The records below are to be repeated in full, exactly as they are.

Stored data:
____

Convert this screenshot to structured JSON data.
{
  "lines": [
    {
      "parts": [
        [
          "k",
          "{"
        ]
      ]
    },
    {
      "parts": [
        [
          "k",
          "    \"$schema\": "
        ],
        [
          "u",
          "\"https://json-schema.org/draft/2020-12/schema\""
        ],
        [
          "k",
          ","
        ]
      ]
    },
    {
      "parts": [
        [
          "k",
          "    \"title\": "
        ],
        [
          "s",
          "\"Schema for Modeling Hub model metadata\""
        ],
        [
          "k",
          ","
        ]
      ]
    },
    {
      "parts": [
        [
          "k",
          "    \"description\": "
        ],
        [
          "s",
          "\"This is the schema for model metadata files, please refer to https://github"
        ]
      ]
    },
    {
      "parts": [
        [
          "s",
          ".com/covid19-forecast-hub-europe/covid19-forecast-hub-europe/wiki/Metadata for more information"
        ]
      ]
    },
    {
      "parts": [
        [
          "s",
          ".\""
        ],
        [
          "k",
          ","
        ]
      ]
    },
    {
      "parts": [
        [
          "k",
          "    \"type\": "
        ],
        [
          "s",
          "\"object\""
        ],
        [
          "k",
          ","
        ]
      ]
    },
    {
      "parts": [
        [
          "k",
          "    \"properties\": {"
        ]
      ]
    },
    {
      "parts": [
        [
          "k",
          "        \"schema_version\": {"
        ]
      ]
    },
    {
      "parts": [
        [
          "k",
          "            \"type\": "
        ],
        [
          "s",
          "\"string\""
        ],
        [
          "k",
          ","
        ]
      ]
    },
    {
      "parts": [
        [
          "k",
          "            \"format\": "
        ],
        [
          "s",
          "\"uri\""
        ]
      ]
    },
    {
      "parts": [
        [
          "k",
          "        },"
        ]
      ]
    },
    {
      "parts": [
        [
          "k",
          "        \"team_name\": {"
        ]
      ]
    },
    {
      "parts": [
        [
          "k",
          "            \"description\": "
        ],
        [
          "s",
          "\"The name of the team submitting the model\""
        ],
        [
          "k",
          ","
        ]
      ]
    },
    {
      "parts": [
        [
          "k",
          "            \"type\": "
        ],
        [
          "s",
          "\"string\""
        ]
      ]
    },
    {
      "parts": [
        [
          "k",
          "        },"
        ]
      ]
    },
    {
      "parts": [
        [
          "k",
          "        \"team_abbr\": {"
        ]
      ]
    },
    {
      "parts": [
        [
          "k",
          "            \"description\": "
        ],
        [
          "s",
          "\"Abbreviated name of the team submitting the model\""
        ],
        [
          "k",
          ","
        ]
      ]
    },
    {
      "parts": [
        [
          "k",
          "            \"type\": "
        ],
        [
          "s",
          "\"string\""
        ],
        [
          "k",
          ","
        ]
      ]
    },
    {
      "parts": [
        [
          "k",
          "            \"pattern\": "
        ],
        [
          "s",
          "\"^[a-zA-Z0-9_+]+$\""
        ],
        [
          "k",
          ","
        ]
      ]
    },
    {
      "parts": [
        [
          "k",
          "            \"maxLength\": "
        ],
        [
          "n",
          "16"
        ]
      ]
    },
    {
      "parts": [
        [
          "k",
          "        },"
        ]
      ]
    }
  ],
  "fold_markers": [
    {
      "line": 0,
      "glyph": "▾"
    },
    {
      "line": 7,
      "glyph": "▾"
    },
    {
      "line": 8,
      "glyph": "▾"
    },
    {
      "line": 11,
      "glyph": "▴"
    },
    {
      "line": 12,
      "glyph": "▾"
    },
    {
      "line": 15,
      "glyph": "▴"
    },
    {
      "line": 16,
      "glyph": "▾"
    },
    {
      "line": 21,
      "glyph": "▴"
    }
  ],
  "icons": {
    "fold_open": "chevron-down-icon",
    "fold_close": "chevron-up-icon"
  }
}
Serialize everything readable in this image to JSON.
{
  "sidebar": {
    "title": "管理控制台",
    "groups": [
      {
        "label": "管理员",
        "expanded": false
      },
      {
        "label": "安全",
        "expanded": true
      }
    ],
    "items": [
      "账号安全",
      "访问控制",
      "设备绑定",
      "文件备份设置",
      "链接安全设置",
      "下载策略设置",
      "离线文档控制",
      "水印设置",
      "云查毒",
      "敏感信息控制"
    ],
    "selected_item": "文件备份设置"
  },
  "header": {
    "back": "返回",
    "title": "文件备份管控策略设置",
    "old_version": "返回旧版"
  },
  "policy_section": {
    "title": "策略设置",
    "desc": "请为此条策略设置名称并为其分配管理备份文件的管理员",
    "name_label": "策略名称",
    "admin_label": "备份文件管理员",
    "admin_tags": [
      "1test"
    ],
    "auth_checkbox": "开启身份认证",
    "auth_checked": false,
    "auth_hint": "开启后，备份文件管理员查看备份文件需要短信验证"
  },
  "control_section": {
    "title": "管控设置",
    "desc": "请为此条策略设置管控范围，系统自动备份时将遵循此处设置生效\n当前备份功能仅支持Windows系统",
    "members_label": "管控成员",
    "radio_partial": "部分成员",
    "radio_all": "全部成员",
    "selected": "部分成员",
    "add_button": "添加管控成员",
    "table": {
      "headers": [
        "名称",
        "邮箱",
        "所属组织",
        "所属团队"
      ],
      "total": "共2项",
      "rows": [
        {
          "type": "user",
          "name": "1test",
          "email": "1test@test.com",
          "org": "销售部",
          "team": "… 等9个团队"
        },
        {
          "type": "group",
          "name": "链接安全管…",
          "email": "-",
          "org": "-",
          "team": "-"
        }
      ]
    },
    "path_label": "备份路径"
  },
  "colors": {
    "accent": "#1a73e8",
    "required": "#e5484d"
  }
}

____

Solution to this problem:
Convert this screenshot to structured JSON data.
{
  "lines": [
    {
      "parts": [
        [
          "k",
          "{"
        ]
      ]
    },
    {
      "parts": [
        [
          "k",
          "    \"$schema\": "
        ],
        [
          "u",
          "\"https://json-schema.org/draft/2020-12/schema\""
        ],
        [
          "k",
          ","
        ]
      ]
    },
    {
      "parts": [
        [
          "k",
          "    \"title\": "
        ],
        [
          "s",
          "\"Schema for Modeling Hub model metadata\""
        ],
        [
          "k",
          ","
        ]
      ]
    },
    {
      "parts": [
        [
          "k",
          "    \"description\": "
        ],
        [
          "s",
          "\"This is the schema for model metadata files, please refer to https://github"
        ]
      ]
    },
    {
      "parts": [
        [
          "s",
          ".com/covid19-forecast-hub-europe/covid19-forecast-hub-europe/wiki/Metadata for more information"
        ]
      ]
    },
    {
      "parts": [
        [
          "s",
          ".\""
        ],
        [
          "k",
          ","
        ]
      ]
    },
    {
      "parts": [
        [
          "k",
          "    \"type\": "
        ],
        [
          "s",
          "\"object\""
        ],
        [
          "k",
          ","
        ]
      ]
    },
    {
      "parts": [
        [
          "k",
          "    \"properties\": {"
        ]
      ]
    },
    {
      "parts": [
        [
          "k",
          "        \"schema_version\": {"
        ]
      ]
    },
    {
      "parts": [
        [
          "k",
          "            \"type\": "
        ],
        [
          "s",
          "\"string\""
        ],
        [
          "k",
          ","
        ]
      ]
    },
    {
      "parts": [
        [
          "k",
          "            \"format\": "
        ],
        [
          "s",
          "\"uri\""
        ]
      ]
    },
    {
      "parts": [
        [
          "k",
          "        },"
        ]
      ]
    },
    {
      "parts": [
        [
          "k",
          "        \"team_name\": {"
        ]
      ]
    },
    {
      "parts": [
        [
          "k",
          "            \"description\": "
        ],
        [
          "s",
          "\"The name of the team submitting the model\""
        ],
        [
          "k",
          ","
        ]
      ]
    },
    {
      "parts": [
        [
          "k",
          "            \"type\": "
        ],
        [
          "s",
          "\"string\""
        ]
      ]
    },
    {
      "parts": [
        [
          "k",
          "        },"
        ]
      ]
    },
    {
      "parts": [
        [
          "k",
          "        \"team_abbr\": {"
        ]
      ]
    },
    {
      "parts": [
        [
          "k",
          "            \"description\": "
        ],
        [
          "s",
          "\"Abbreviated name of the team submitting the model\""
        ],
        [
          "k",
          ","
        ]
      ]
    },
    {
      "parts": [
        [
          "k",
          "            \"type\": "
        ],
        [
          "s",
          "\"string\""
        ],
        [
          "k",
          ","
        ]
      ]
    },
    {
      "parts": [
        [
          "k",
          "            \"pattern\": "
        ],
        [
          "s",
          "\"^[a-zA-Z0-9_+]+$\""
        ],
        [
          "k",
          ","
        ]
      ]
    },
    {
      "parts": [
        [
          "k",
          "            \"maxLength\": "
        ],
        [
          "n",
          "16"
        ]
      ]
    },
    {
      "parts": [
        [
          "k",
          "        },"
        ]
      ]
    }
  ],
  "fold_markers": [
    {
      "line": 0,
      "glyph": "▾"
    },
    {
      "line": 7,
      "glyph": "▾"
    },
    {
      "line": 8,
      "glyph": "▾"
    },
    {
      "line": 11,
      "glyph": "▴"
    },
    {
      "line": 12,
      "glyph": "▾"
    },
    {
      "line": 15,
      "glyph": "▴"
    },
    {
      "line": 16,
      "glyph": "▾"
    },
    {
      "line": 21,
      "glyph": "▴"
    }
  ],
  "icons": {
    "fold_open": "chevron-down-icon",
    "fold_close": "chevron-up-icon"
  }
}
Serialize everything readable in this image to JSON.
{
  "sidebar": {
    "title": "管理控制台",
    "groups": [
      {
        "label": "管理员",
        "expanded": false
      },
      {
        "label": "安全",
        "expanded": true
      }
    ],
    "items": [
      "账号安全",
      "访问控制",
      "设备绑定",
      "文件备份设置",
      "链接安全设置",
      "下载策略设置",
      "离线文档控制",
      "水印设置",
      "云查毒",
      "敏感信息控制"
    ],
    "selected_item": "文件备份设置"
  },
  "header": {
    "back": "返回",
    "title": "文件备份管控策略设置",
    "old_version": "返回旧版"
  },
  "policy_section": {
    "title": "策略设置",
    "desc": "请为此条策略设置名称并为其分配管理备份文件的管理员",
    "name_label": "策略名称",
    "admin_label": "备份文件管理员",
    "admin_tags": [
      "1test"
    ],
    "auth_checkbox": "开启身份认证",
    "auth_checked": false,
    "auth_hint": "开启后，备份文件管理员查看备份文件需要短信验证"
  },
  "control_section": {
    "title": "管控设置",
    "desc": "请为此条策略设置管控范围，系统自动备份时将遵循此处设置生效\n当前备份功能仅支持Windows系统",
    "members_label": "管控成员",
    "radio_partial": "部分成员",
    "radio_all": "全部成员",
    "selected": "部分成员",
    "add_button": "添加管控成员",
    "table": {
      "headers": [
        "名称",
        "邮箱",
        "所属组织",
        "所属团队"
      ],
      "total": "共2项",
      "rows": [
        {
          "type": "user",
          "name": "1test",
          "email": "1test@test.com",
          "org": "销售部",
          "team": "… 等9个团队"
        },
        {
          "type": "group",
          "name": "链接安全管…",
          "email": "-",
          "org": "-",
          "team": "-"
        }
      ]
    },
    "path_label": "备份路径"
  },
  "colors": {
    "accent": "#1a73e8",
    "required": "#e5484d"
  }
}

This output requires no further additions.